Task to complete »
Look through the entries below, please, and copy every line with the word "this".

Exercise input »
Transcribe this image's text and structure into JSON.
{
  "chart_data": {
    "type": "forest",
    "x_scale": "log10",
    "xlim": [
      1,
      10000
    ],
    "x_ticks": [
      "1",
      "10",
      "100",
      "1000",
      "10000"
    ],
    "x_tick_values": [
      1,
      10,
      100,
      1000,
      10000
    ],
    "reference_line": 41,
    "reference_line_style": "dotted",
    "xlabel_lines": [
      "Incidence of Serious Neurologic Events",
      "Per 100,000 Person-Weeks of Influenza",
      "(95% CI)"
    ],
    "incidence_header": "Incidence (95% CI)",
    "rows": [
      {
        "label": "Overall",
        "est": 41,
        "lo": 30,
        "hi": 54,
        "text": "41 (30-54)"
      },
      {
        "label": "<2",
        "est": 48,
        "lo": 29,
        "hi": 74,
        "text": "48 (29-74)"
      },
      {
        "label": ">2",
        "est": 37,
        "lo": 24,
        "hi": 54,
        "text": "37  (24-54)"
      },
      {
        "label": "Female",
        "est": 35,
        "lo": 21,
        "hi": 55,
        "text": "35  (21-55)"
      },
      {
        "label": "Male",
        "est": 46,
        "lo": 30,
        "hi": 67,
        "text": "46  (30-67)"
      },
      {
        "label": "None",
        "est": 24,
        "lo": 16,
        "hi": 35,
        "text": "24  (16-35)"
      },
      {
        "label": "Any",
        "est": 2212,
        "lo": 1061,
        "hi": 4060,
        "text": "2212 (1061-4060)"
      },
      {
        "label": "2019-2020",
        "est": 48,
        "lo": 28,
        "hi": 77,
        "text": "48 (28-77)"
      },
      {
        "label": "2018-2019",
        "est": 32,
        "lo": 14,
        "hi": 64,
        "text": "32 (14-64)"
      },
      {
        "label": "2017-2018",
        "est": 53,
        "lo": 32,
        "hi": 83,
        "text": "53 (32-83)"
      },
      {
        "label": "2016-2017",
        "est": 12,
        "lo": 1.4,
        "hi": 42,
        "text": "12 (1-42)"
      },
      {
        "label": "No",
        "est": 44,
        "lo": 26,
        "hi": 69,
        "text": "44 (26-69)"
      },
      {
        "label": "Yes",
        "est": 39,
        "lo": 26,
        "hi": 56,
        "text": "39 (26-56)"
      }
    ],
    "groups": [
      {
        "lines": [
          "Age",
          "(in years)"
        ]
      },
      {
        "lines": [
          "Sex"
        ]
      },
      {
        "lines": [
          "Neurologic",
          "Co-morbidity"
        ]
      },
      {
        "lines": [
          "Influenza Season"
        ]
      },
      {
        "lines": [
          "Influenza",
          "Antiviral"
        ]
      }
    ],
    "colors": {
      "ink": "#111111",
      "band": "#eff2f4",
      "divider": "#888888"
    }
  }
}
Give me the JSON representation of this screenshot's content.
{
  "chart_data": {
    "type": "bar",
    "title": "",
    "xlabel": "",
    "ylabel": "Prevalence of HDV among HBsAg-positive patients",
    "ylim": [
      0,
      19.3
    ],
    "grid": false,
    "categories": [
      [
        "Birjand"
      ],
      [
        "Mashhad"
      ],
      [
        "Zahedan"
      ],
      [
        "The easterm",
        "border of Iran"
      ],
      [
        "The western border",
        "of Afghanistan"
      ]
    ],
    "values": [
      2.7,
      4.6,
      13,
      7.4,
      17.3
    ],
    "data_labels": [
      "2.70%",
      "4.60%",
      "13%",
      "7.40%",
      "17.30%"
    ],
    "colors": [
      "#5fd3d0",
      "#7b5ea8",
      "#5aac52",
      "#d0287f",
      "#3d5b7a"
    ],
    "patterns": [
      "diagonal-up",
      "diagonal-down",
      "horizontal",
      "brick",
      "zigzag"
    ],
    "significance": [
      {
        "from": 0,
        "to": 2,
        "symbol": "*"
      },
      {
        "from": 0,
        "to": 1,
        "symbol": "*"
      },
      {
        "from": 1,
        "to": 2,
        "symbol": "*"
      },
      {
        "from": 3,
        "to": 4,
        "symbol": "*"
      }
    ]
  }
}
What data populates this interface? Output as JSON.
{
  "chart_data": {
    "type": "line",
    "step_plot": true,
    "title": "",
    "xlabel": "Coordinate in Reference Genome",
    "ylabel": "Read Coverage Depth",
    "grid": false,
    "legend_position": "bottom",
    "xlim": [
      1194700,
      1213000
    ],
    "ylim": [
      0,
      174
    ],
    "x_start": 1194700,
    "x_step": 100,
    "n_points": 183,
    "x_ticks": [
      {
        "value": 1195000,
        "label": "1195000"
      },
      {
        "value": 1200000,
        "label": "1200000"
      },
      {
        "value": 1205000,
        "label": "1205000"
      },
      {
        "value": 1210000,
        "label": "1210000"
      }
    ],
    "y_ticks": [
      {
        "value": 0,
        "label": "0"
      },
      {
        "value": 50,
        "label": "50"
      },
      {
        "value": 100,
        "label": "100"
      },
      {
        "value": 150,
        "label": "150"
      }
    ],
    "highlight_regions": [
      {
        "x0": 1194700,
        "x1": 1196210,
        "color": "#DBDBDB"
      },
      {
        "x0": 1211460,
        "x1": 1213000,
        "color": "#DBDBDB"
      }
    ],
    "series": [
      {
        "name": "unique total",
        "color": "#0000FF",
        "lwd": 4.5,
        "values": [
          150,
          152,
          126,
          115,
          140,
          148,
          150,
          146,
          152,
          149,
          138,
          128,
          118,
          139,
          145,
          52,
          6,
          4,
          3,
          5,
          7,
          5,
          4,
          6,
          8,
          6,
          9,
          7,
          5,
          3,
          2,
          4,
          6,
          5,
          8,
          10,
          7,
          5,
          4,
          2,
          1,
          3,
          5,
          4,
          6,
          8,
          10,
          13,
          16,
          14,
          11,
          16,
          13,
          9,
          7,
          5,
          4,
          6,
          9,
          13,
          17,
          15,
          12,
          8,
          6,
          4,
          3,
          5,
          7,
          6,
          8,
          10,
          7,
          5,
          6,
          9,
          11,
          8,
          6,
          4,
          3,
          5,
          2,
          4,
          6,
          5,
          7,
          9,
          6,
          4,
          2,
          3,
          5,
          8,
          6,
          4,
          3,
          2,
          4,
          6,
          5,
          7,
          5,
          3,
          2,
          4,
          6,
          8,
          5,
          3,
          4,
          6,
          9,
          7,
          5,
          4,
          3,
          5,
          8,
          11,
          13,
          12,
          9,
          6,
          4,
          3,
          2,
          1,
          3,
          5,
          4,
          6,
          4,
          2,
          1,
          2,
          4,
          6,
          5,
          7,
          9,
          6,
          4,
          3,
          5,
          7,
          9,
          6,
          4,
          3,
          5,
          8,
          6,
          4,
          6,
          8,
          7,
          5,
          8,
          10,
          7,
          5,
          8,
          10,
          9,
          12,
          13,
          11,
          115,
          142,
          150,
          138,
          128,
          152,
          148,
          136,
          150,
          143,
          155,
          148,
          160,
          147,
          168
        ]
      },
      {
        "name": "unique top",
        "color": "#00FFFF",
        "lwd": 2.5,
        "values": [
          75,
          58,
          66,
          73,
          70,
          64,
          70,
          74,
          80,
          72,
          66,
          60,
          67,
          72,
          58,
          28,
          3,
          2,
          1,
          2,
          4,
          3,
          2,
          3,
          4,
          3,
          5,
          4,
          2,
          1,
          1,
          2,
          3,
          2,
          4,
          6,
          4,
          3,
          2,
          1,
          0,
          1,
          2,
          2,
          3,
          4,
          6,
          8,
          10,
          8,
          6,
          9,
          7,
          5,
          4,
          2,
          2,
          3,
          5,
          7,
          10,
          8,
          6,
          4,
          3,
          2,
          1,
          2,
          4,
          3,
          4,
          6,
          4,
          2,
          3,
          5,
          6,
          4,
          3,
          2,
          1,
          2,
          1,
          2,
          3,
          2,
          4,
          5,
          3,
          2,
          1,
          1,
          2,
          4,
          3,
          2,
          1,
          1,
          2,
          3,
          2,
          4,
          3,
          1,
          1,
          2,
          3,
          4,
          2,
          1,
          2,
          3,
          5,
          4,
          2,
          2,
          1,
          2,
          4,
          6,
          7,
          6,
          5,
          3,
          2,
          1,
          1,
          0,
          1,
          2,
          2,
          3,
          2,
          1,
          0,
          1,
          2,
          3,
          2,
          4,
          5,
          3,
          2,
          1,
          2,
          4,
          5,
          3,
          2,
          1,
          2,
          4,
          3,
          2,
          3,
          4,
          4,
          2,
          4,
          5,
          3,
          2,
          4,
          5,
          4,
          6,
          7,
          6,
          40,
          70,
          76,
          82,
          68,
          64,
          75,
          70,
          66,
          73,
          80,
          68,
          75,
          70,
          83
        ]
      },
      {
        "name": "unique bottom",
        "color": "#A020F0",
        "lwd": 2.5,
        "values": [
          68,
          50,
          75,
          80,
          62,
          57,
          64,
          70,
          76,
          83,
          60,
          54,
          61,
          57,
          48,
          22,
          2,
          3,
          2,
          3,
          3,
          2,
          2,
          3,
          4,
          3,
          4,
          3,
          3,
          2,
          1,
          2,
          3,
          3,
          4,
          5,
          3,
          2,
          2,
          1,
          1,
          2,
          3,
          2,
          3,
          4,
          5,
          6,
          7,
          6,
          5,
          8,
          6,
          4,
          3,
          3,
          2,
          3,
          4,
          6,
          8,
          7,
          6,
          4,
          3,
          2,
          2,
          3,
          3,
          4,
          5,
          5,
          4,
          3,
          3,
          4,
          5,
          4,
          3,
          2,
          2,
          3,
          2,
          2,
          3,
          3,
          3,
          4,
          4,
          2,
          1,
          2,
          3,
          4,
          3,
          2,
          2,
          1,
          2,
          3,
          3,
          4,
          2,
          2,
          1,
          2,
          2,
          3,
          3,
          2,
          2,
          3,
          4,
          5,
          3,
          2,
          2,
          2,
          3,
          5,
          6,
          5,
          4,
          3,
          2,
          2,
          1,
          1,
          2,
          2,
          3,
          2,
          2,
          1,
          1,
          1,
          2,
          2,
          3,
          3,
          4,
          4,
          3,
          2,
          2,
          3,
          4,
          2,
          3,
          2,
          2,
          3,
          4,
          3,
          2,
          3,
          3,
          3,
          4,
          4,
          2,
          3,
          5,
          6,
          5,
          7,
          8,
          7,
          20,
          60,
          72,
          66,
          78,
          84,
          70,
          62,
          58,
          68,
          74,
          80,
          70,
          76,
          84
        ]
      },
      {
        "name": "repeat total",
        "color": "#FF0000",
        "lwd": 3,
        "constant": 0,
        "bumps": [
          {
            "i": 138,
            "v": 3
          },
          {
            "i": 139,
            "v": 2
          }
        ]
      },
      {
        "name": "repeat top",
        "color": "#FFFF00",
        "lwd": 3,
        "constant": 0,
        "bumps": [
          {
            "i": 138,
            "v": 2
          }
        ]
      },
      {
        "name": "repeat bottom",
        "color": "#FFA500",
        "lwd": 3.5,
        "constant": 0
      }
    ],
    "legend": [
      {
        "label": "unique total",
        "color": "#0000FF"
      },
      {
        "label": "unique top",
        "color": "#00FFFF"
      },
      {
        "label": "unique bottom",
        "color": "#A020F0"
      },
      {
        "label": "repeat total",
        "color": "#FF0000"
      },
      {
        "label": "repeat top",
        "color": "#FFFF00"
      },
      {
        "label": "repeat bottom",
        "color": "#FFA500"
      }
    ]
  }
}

Written solution »
Transcribe this image's text and structure into JSON.
Give me the JSON representation of this screenshot's content.
What data populates this interface? Output as JSON.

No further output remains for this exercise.